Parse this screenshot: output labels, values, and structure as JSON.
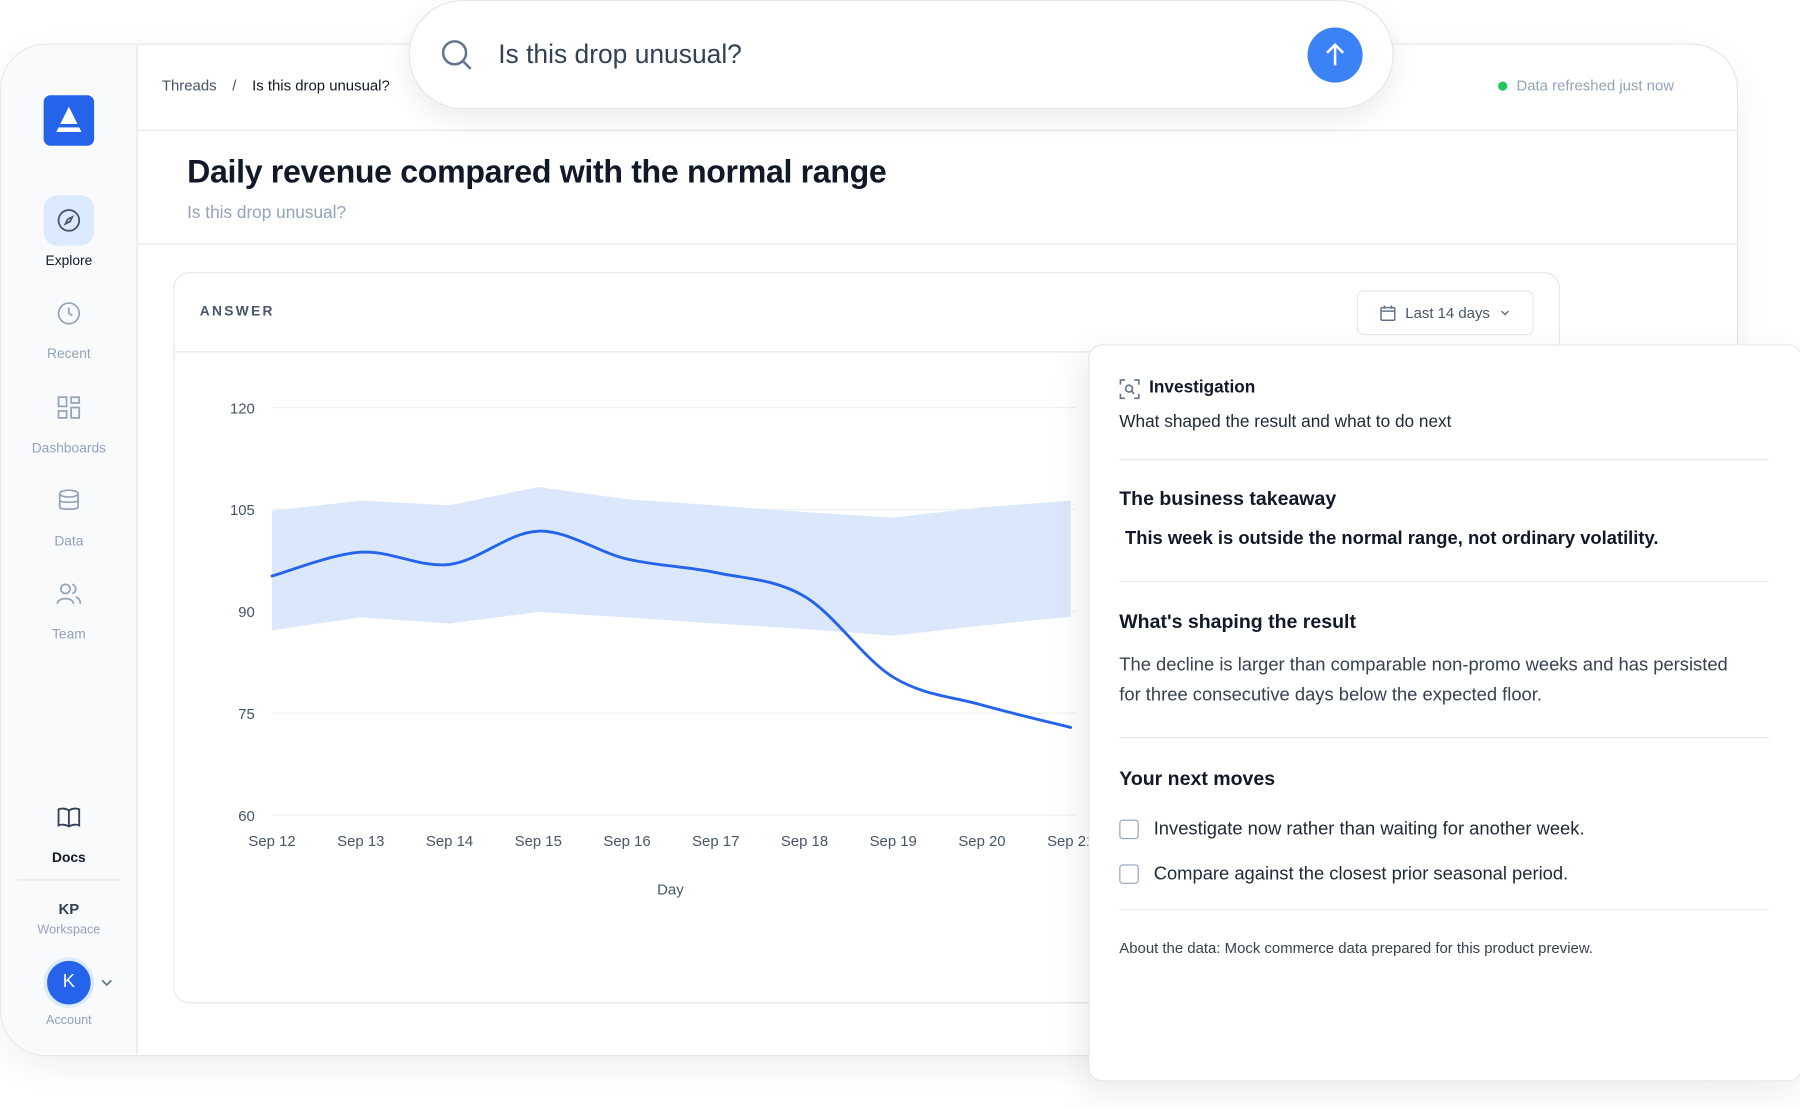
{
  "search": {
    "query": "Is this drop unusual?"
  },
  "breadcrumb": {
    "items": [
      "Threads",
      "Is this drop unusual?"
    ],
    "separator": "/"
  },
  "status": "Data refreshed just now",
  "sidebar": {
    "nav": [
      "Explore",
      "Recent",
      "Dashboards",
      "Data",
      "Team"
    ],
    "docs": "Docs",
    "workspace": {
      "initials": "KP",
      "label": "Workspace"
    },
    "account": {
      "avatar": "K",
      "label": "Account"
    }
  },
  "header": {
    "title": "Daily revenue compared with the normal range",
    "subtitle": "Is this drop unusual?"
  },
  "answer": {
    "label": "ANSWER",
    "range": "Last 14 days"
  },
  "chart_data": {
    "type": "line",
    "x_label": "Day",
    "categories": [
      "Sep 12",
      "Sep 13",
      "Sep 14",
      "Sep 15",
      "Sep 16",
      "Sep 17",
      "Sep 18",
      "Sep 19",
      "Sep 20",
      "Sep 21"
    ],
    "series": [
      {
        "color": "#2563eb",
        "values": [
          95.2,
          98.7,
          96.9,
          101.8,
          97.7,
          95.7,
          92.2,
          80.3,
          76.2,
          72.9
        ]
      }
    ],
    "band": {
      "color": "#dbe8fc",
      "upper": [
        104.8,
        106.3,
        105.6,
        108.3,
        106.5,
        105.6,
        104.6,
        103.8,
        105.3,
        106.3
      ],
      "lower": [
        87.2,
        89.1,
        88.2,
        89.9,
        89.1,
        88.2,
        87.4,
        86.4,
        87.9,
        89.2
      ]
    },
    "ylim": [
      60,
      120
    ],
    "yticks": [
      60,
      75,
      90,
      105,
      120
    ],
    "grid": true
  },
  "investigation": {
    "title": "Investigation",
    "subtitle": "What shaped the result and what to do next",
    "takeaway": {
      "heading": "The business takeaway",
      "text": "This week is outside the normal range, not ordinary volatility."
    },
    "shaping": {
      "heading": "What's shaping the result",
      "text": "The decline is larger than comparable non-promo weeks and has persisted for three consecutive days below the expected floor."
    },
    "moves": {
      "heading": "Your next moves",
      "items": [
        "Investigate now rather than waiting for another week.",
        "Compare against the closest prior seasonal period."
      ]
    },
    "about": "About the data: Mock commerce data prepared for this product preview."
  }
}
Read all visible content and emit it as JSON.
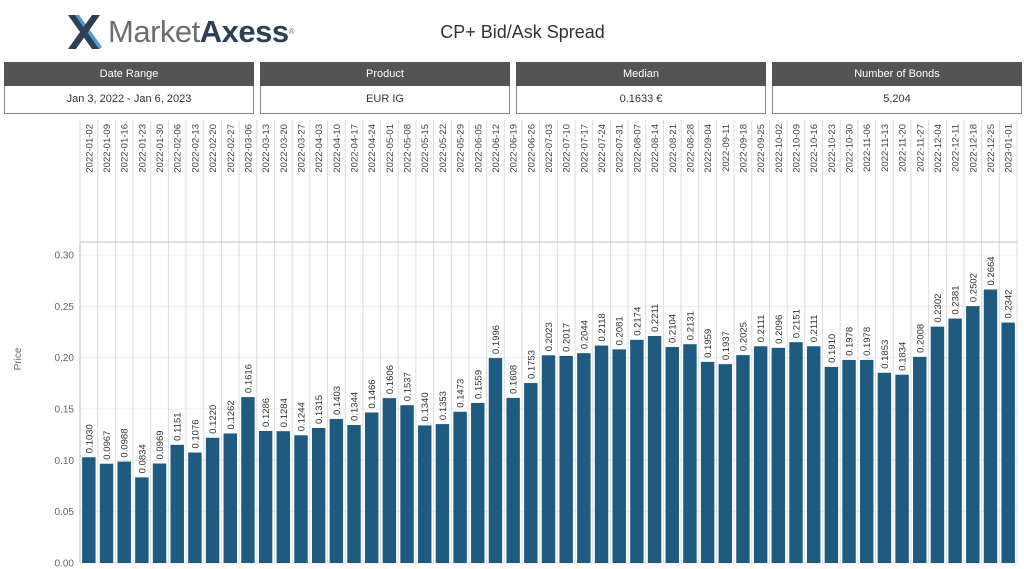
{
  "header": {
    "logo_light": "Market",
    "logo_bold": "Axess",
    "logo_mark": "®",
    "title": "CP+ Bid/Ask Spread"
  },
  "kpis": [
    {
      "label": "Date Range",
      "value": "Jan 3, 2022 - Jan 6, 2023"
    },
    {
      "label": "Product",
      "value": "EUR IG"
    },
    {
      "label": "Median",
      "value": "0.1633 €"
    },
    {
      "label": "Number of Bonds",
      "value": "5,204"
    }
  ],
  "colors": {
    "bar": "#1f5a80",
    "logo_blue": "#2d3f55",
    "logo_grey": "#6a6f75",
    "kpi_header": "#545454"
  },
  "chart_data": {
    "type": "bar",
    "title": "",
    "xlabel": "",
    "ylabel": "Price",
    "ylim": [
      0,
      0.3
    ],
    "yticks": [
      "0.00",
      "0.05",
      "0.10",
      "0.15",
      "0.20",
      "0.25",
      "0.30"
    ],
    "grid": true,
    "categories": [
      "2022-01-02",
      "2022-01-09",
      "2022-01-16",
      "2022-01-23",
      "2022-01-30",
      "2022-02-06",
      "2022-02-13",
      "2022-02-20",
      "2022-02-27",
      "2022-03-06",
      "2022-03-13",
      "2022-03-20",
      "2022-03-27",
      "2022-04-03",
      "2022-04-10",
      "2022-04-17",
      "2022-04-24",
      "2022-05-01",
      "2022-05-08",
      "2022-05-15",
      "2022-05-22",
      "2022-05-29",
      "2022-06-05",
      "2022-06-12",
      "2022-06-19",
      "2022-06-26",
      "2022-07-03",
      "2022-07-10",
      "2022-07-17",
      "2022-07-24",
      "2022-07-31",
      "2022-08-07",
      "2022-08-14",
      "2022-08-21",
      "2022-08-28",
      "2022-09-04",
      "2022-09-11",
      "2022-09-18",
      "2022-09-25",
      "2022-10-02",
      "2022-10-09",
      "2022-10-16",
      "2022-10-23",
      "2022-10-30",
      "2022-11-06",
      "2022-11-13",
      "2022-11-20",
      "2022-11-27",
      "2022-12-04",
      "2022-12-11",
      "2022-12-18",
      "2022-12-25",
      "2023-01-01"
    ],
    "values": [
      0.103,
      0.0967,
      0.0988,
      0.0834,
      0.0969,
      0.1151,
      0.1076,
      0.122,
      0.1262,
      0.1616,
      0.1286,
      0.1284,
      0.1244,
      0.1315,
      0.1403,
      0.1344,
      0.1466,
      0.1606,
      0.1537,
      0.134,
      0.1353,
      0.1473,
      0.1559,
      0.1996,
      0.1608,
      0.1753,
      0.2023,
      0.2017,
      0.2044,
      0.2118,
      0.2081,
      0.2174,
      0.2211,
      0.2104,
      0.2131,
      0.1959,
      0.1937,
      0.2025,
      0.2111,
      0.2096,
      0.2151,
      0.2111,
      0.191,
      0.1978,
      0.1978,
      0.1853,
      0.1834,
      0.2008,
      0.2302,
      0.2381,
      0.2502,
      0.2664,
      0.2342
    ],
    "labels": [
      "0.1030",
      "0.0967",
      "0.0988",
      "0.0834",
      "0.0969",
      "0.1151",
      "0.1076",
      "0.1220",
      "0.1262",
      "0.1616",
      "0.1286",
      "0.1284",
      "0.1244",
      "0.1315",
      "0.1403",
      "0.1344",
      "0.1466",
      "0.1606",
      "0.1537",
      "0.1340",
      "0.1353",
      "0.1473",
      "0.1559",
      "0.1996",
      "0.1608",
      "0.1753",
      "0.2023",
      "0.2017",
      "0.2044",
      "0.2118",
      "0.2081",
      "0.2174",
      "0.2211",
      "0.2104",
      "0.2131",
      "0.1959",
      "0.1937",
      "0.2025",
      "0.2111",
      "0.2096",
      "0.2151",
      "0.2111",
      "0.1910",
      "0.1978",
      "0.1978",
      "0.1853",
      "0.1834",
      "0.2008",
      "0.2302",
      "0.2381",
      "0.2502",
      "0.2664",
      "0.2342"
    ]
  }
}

Task brief –
Apart from the pictures, the entries above are to be repeated in full and exactly.

Solution for this task –
Parse this screenshot: output labels, values, and structure as JSON.
{
  "search": {
    "query": "Is this drop unusual?"
  },
  "breadcrumb": {
    "items": [
      "Threads",
      "Is this drop unusual?"
    ],
    "separator": "/"
  },
  "status": "Data refreshed just now",
  "sidebar": {
    "nav": [
      "Explore",
      "Recent",
      "Dashboards",
      "Data",
      "Team"
    ],
    "docs": "Docs",
    "workspace": {
      "initials": "KP",
      "label": "Workspace"
    },
    "account": {
      "avatar": "K",
      "label": "Account"
    }
  },
  "header": {
    "title": "Daily revenue compared with the normal range",
    "subtitle": "Is this drop unusual?"
  },
  "answer": {
    "label": "ANSWER",
    "range": "Last 14 days"
  },
  "chart_data": {
    "type": "line",
    "x_label": "Day",
    "categories": [
      "Sep 12",
      "Sep 13",
      "Sep 14",
      "Sep 15",
      "Sep 16",
      "Sep 17",
      "Sep 18",
      "Sep 19",
      "Sep 20",
      "Sep 21"
    ],
    "series": [
      {
        "color": "#2563eb",
        "values": [
          95.2,
          98.7,
          96.9,
          101.8,
          97.7,
          95.7,
          92.2,
          80.3,
          76.2,
          72.9
        ]
      }
    ],
    "band": {
      "color": "#dbe8fc",
      "upper": [
        104.8,
        106.3,
        105.6,
        108.3,
        106.5,
        105.6,
        104.6,
        103.8,
        105.3,
        106.3
      ],
      "lower": [
        87.2,
        89.1,
        88.2,
        89.9,
        89.1,
        88.2,
        87.4,
        86.4,
        87.9,
        89.2
      ]
    },
    "ylim": [
      60,
      120
    ],
    "yticks": [
      60,
      75,
      90,
      105,
      120
    ],
    "grid": true
  },
  "investigation": {
    "title": "Investigation",
    "subtitle": "What shaped the result and what to do next",
    "takeaway": {
      "heading": "The business takeaway",
      "text": "This week is outside the normal range, not ordinary volatility."
    },
    "shaping": {
      "heading": "What's shaping the result",
      "text": "The decline is larger than comparable non-promo weeks and has persisted for three consecutive days below the expected floor."
    },
    "moves": {
      "heading": "Your next moves",
      "items": [
        "Investigate now rather than waiting for another week.",
        "Compare against the closest prior seasonal period."
      ]
    },
    "about": "About the data: Mock commerce data prepared for this product preview."
  }
}
Read all visible content and emit it as JSON.
{
  "header": {
    "logo_light": "Market",
    "logo_bold": "Axess",
    "logo_mark": "®",
    "title": "CP+ Bid/Ask Spread"
  },
  "kpis": [
    {
      "label": "Date Range",
      "value": "Jan 3, 2022 - Jan 6, 2023"
    },
    {
      "label": "Product",
      "value": "EUR IG"
    },
    {
      "label": "Median",
      "value": "0.1633 €"
    },
    {
      "label": "Number of Bonds",
      "value": "5,204"
    }
  ],
  "colors": {
    "bar": "#1f5a80",
    "logo_blue": "#2d3f55",
    "logo_grey": "#6a6f75",
    "kpi_header": "#545454"
  },
  "chart_data": {
    "type": "bar",
    "title": "",
    "xlabel": "",
    "ylabel": "Price",
    "ylim": [
      0,
      0.3
    ],
    "yticks": [
      "0.00",
      "0.05",
      "0.10",
      "0.15",
      "0.20",
      "0.25",
      "0.30"
    ],
    "grid": true,
    "categories": [
      "2022-01-02",
      "2022-01-09",
      "2022-01-16",
      "2022-01-23",
      "2022-01-30",
      "2022-02-06",
      "2022-02-13",
      "2022-02-20",
      "2022-02-27",
      "2022-03-06",
      "2022-03-13",
      "2022-03-20",
      "2022-03-27",
      "2022-04-03",
      "2022-04-10",
      "2022-04-17",
      "2022-04-24",
      "2022-05-01",
      "2022-05-08",
      "2022-05-15",
      "2022-05-22",
      "2022-05-29",
      "2022-06-05",
      "2022-06-12",
      "2022-06-19",
      "2022-06-26",
      "2022-07-03",
      "2022-07-10",
      "2022-07-17",
      "2022-07-24",
      "2022-07-31",
      "2022-08-07",
      "2022-08-14",
      "2022-08-21",
      "2022-08-28",
      "2022-09-04",
      "2022-09-11",
      "2022-09-18",
      "2022-09-25",
      "2022-10-02",
      "2022-10-09",
      "2022-10-16",
      "2022-10-23",
      "2022-10-30",
      "2022-11-06",
      "2022-11-13",
      "2022-11-20",
      "2022-11-27",
      "2022-12-04",
      "2022-12-11",
      "2022-12-18",
      "2022-12-25",
      "2023-01-01"
    ],
    "values": [
      0.103,
      0.0967,
      0.0988,
      0.0834,
      0.0969,
      0.1151,
      0.1076,
      0.122,
      0.1262,
      0.1616,
      0.1286,
      0.1284,
      0.1244,
      0.1315,
      0.1403,
      0.1344,
      0.1466,
      0.1606,
      0.1537,
      0.134,
      0.1353,
      0.1473,
      0.1559,
      0.1996,
      0.1608,
      0.1753,
      0.2023,
      0.2017,
      0.2044,
      0.2118,
      0.2081,
      0.2174,
      0.2211,
      0.2104,
      0.2131,
      0.1959,
      0.1937,
      0.2025,
      0.2111,
      0.2096,
      0.2151,
      0.2111,
      0.191,
      0.1978,
      0.1978,
      0.1853,
      0.1834,
      0.2008,
      0.2302,
      0.2381,
      0.2502,
      0.2664,
      0.2342
    ],
    "labels": [
      "0.1030",
      "0.0967",
      "0.0988",
      "0.0834",
      "0.0969",
      "0.1151",
      "0.1076",
      "0.1220",
      "0.1262",
      "0.1616",
      "0.1286",
      "0.1284",
      "0.1244",
      "0.1315",
      "0.1403",
      "0.1344",
      "0.1466",
      "0.1606",
      "0.1537",
      "0.1340",
      "0.1353",
      "0.1473",
      "0.1559",
      "0.1996",
      "0.1608",
      "0.1753",
      "0.2023",
      "0.2017",
      "0.2044",
      "0.2118",
      "0.2081",
      "0.2174",
      "0.2211",
      "0.2104",
      "0.2131",
      "0.1959",
      "0.1937",
      "0.2025",
      "0.2111",
      "0.2096",
      "0.2151",
      "0.2111",
      "0.1910",
      "0.1978",
      "0.1978",
      "0.1853",
      "0.1834",
      "0.2008",
      "0.2302",
      "0.2381",
      "0.2502",
      "0.2664",
      "0.2342"
    ]
  }
}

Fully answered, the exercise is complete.